→ EXERCISE BRIEF
Please retype, word for word, the part of the Fred McNeil piece that opens with the words containing "The Book. The" and closes with "about Fred McNeil.".

→ PASSAGE PROVIDED
------

The Book. The Mountain. Everything in between.

Mount Hood

A little more on McNeil Point

Before we camped in the McNeil Campground along the banks of the Sandy River with some friends from Atlanta last weekend, before I hiked the Timberline Trail with four other adventurers a week earlier, and before Oliver and I returned to McNeil Point up the Mazama Trail back in July, I felt like I knew a decent amount about Fred McNeil.

A journalist for The Oregon Journal for nearly 45 years, from 1912 to 1957, McNeil was a huge fan of Mount Hood. According to the preface of McNeil’s Mount Hood: Wy’East the Mountain Revisited, a 1990 re-issue of McNeil’s classic Mount Hood book, the Cascade Mountains captivated him from the day he arrived in Portland from Illinois in 1912. He “pursued and reported events on the peaks with a passion” and “became personally involved in their protection as well as their development, especially for skiing.” If something happened on Mount Hood — someone got lost, a plane crashed, a fire broke out — McNeil would instantly turn his news focus to the mountain, no matter what else was going on.

------

→ DATA SECTION

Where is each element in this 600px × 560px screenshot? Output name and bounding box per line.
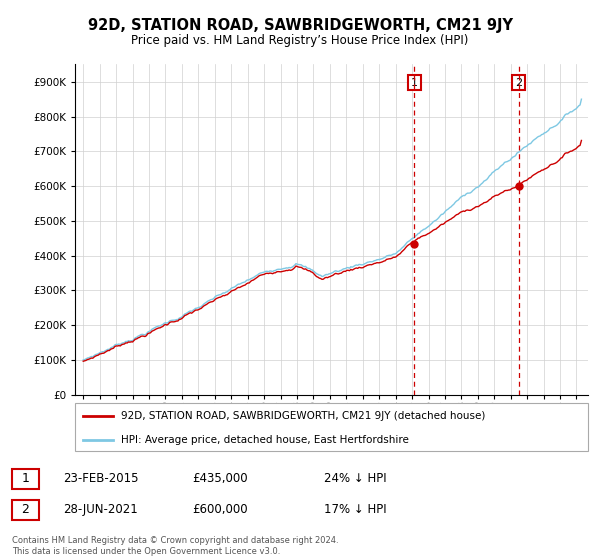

------

→ RESULT
The Book. The Mountain. Everything in between.

Mount Hood

A little more on McNeil Point

Before we camped in the McNeil Campground along the banks of the Sandy River with some friends from Atlanta last weekend, before I hiked the Timberline Trail with four other adventurers a week earlier, and before Oliver and I returned to McNeil Point up the Mazama Trail back in July, I felt like I knew a decent amount about Fred McNeil.